>> START DATA TO USE

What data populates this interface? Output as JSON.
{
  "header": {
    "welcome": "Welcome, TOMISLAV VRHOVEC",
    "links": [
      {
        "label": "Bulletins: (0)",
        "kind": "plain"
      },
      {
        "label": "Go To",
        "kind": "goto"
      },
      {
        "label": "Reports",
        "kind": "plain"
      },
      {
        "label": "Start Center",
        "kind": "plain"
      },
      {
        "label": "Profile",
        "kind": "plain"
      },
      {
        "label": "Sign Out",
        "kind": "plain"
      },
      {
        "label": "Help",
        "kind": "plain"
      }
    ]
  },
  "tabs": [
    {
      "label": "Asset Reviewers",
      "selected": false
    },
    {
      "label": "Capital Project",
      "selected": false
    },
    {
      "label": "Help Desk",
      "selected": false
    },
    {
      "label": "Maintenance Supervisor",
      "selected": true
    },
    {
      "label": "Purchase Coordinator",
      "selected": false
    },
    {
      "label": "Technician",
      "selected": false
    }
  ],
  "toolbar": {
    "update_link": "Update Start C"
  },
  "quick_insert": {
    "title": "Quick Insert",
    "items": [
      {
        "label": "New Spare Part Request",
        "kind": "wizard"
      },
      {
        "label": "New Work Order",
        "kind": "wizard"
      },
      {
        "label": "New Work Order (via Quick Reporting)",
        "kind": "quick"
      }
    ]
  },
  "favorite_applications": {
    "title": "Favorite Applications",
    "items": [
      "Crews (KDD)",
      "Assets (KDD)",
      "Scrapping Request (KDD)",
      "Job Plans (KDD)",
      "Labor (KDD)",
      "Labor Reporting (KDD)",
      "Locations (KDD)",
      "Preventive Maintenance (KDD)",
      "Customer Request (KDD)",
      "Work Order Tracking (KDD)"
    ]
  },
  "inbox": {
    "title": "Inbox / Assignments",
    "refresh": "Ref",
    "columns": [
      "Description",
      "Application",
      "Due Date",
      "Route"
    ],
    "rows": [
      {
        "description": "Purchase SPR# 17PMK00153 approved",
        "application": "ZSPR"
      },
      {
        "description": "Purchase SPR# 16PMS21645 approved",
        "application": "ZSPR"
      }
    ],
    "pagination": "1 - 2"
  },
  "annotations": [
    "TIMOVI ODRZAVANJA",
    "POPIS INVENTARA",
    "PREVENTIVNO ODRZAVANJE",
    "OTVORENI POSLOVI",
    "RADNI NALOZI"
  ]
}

>> END DATA TO USE

EXERCISE – The lines to collect are those holding the string "Work"; copy them all.

TASK ANSWER –
        "label": "New Work Order",
        "label": "New Work Order (via Quick Reporting)",
      "Work Order Tracking (KDD)"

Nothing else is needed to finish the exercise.